Collected data entries:
────────────────────

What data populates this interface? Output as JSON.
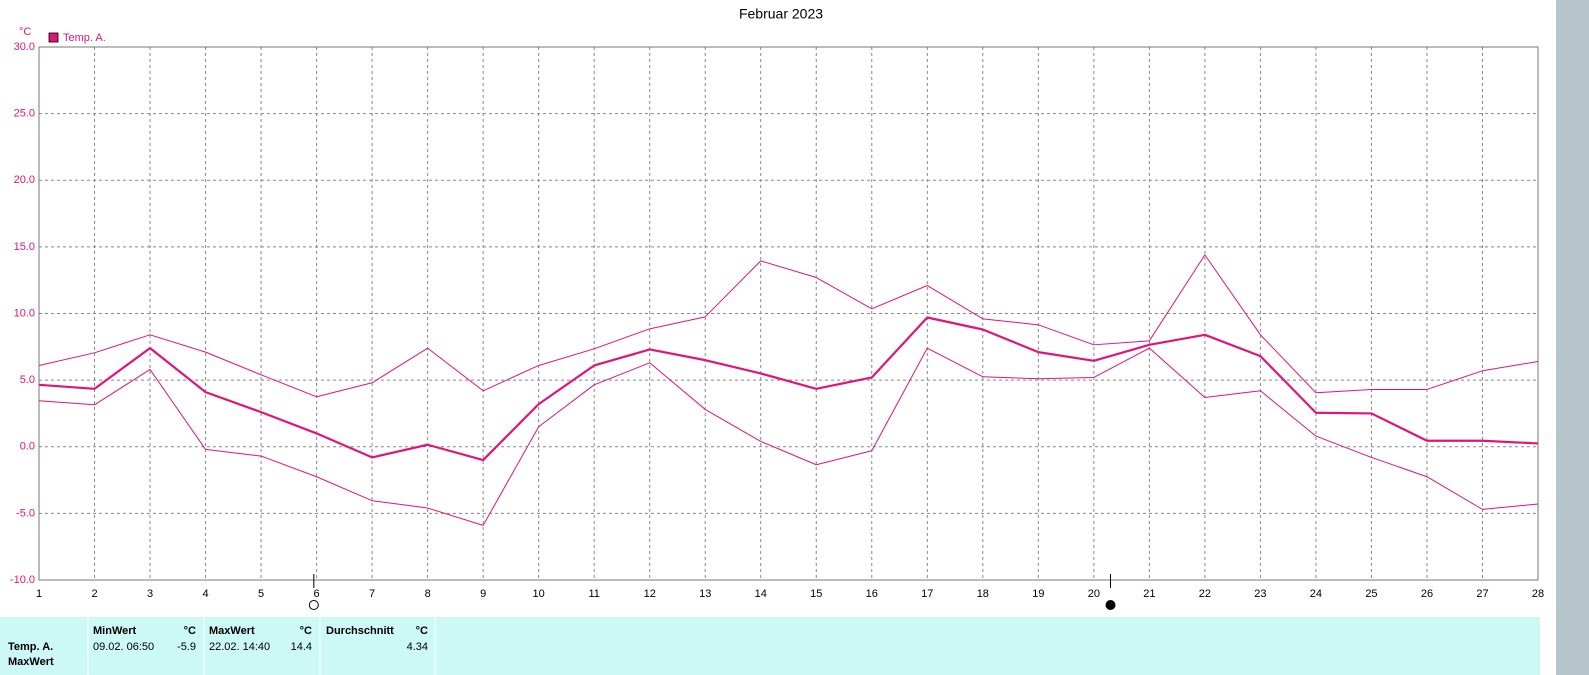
{
  "chart_data": {
    "type": "line",
    "title": "Februar 2023",
    "y_unit": "°C",
    "x": [
      1,
      2,
      3,
      4,
      5,
      6,
      7,
      8,
      9,
      10,
      11,
      12,
      13,
      14,
      15,
      16,
      17,
      18,
      19,
      20,
      21,
      22,
      23,
      24,
      25,
      26,
      27,
      28
    ],
    "xlim": [
      1,
      28
    ],
    "xticks": [
      1,
      2,
      3,
      4,
      5,
      6,
      7,
      8,
      9,
      10,
      11,
      12,
      13,
      14,
      15,
      16,
      17,
      18,
      19,
      20,
      21,
      22,
      23,
      24,
      25,
      26,
      27,
      28
    ],
    "ylim": [
      -10,
      30
    ],
    "yticks": [
      {
        "value": -10,
        "label": "-10.0"
      },
      {
        "value": -5,
        "label": "-5.0"
      },
      {
        "value": 0,
        "label": "0.0"
      },
      {
        "value": 5,
        "label": "5.0"
      },
      {
        "value": 10,
        "label": "10.0"
      },
      {
        "value": 15,
        "label": "15.0"
      },
      {
        "value": 20,
        "label": "20.0"
      },
      {
        "value": 25,
        "label": "25.0"
      },
      {
        "value": 30,
        "label": "30.0"
      }
    ],
    "grid": true,
    "legend": "top-left",
    "series": [
      {
        "name": "Temp. A.",
        "color": "#e0147a",
        "line_width": 2.2,
        "values": [
          4.65,
          4.35,
          7.4,
          4.1,
          2.6,
          1.0,
          -0.8,
          0.15,
          -1.0,
          3.2,
          6.1,
          7.3,
          6.5,
          5.5,
          4.35,
          5.2,
          9.7,
          8.8,
          7.1,
          6.45,
          7.65,
          8.4,
          6.8,
          2.55,
          2.5,
          0.45,
          0.45,
          0.25
        ]
      },
      {
        "color": "#e0147a",
        "line_width": 1,
        "values": [
          6.1,
          7.05,
          8.4,
          7.1,
          5.4,
          3.75,
          4.8,
          7.4,
          4.2,
          6.1,
          7.35,
          8.85,
          9.75,
          13.95,
          12.7,
          10.35,
          12.1,
          9.6,
          9.15,
          7.65,
          7.95,
          14.4,
          8.4,
          4.05,
          4.3,
          4.3,
          5.7,
          6.4
        ]
      },
      {
        "color": "#e0147a",
        "line_width": 1,
        "values": [
          3.45,
          3.15,
          5.8,
          -0.2,
          -0.7,
          -2.25,
          -4.05,
          -4.6,
          -5.9,
          1.5,
          4.65,
          6.3,
          2.8,
          0.4,
          -1.35,
          -0.3,
          7.4,
          5.25,
          5.1,
          5.2,
          7.4,
          3.7,
          4.2,
          0.8,
          -0.8,
          -2.25,
          -4.7,
          -4.3
        ]
      }
    ],
    "markers": [
      {
        "x": 5.95,
        "fill": "none"
      },
      {
        "x": 20.3,
        "fill": "#000"
      }
    ]
  },
  "table": {
    "row_labels": [
      "Temp. A.",
      "MaxWert"
    ],
    "columns": [
      {
        "title": "MinWert",
        "unit": "°C"
      },
      {
        "title": "MaxWert",
        "unit": "°C"
      },
      {
        "title": "Durchschnitt",
        "unit": "°C"
      }
    ],
    "cells": [
      {
        "time": "09.02. 06:50",
        "value": -5.9
      },
      {
        "time": "22.02. 14:40",
        "value": 14.4
      },
      {
        "value": 4.34
      }
    ]
  }
}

────────────────────

* WHAT YOU ARE ASKED TO DO
Return the entries unchanged, save for the pictures, which do not belong in the copy.

* THE COMPLETED TASK
What data populates this interface? Output as JSON.
{
  "chart_data": {
    "type": "line",
    "title": "Februar 2023",
    "y_unit": "°C",
    "x": [
      1,
      2,
      3,
      4,
      5,
      6,
      7,
      8,
      9,
      10,
      11,
      12,
      13,
      14,
      15,
      16,
      17,
      18,
      19,
      20,
      21,
      22,
      23,
      24,
      25,
      26,
      27,
      28
    ],
    "xlim": [
      1,
      28
    ],
    "xticks": [
      1,
      2,
      3,
      4,
      5,
      6,
      7,
      8,
      9,
      10,
      11,
      12,
      13,
      14,
      15,
      16,
      17,
      18,
      19,
      20,
      21,
      22,
      23,
      24,
      25,
      26,
      27,
      28
    ],
    "ylim": [
      -10,
      30
    ],
    "yticks": [
      {
        "value": -10,
        "label": "-10.0"
      },
      {
        "value": -5,
        "label": "-5.0"
      },
      {
        "value": 0,
        "label": "0.0"
      },
      {
        "value": 5,
        "label": "5.0"
      },
      {
        "value": 10,
        "label": "10.0"
      },
      {
        "value": 15,
        "label": "15.0"
      },
      {
        "value": 20,
        "label": "20.0"
      },
      {
        "value": 25,
        "label": "25.0"
      },
      {
        "value": 30,
        "label": "30.0"
      }
    ],
    "grid": true,
    "legend": "top-left",
    "series": [
      {
        "name": "Temp. A.",
        "color": "#e0147a",
        "line_width": 2.2,
        "values": [
          4.65,
          4.35,
          7.4,
          4.1,
          2.6,
          1.0,
          -0.8,
          0.15,
          -1.0,
          3.2,
          6.1,
          7.3,
          6.5,
          5.5,
          4.35,
          5.2,
          9.7,
          8.8,
          7.1,
          6.45,
          7.65,
          8.4,
          6.8,
          2.55,
          2.5,
          0.45,
          0.45,
          0.25
        ]
      },
      {
        "color": "#e0147a",
        "line_width": 1,
        "values": [
          6.1,
          7.05,
          8.4,
          7.1,
          5.4,
          3.75,
          4.8,
          7.4,
          4.2,
          6.1,
          7.35,
          8.85,
          9.75,
          13.95,
          12.7,
          10.35,
          12.1,
          9.6,
          9.15,
          7.65,
          7.95,
          14.4,
          8.4,
          4.05,
          4.3,
          4.3,
          5.7,
          6.4
        ]
      },
      {
        "color": "#e0147a",
        "line_width": 1,
        "values": [
          3.45,
          3.15,
          5.8,
          -0.2,
          -0.7,
          -2.25,
          -4.05,
          -4.6,
          -5.9,
          1.5,
          4.65,
          6.3,
          2.8,
          0.4,
          -1.35,
          -0.3,
          7.4,
          5.25,
          5.1,
          5.2,
          7.4,
          3.7,
          4.2,
          0.8,
          -0.8,
          -2.25,
          -4.7,
          -4.3
        ]
      }
    ],
    "markers": [
      {
        "x": 5.95,
        "fill": "none"
      },
      {
        "x": 20.3,
        "fill": "#000"
      }
    ]
  },
  "table": {
    "row_labels": [
      "Temp. A.",
      "MaxWert"
    ],
    "columns": [
      {
        "title": "MinWert",
        "unit": "°C"
      },
      {
        "title": "MaxWert",
        "unit": "°C"
      },
      {
        "title": "Durchschnitt",
        "unit": "°C"
      }
    ],
    "cells": [
      {
        "time": "09.02. 06:50",
        "value": -5.9
      },
      {
        "time": "22.02. 14:40",
        "value": 14.4
      },
      {
        "value": 4.34
      }
    ]
  }
}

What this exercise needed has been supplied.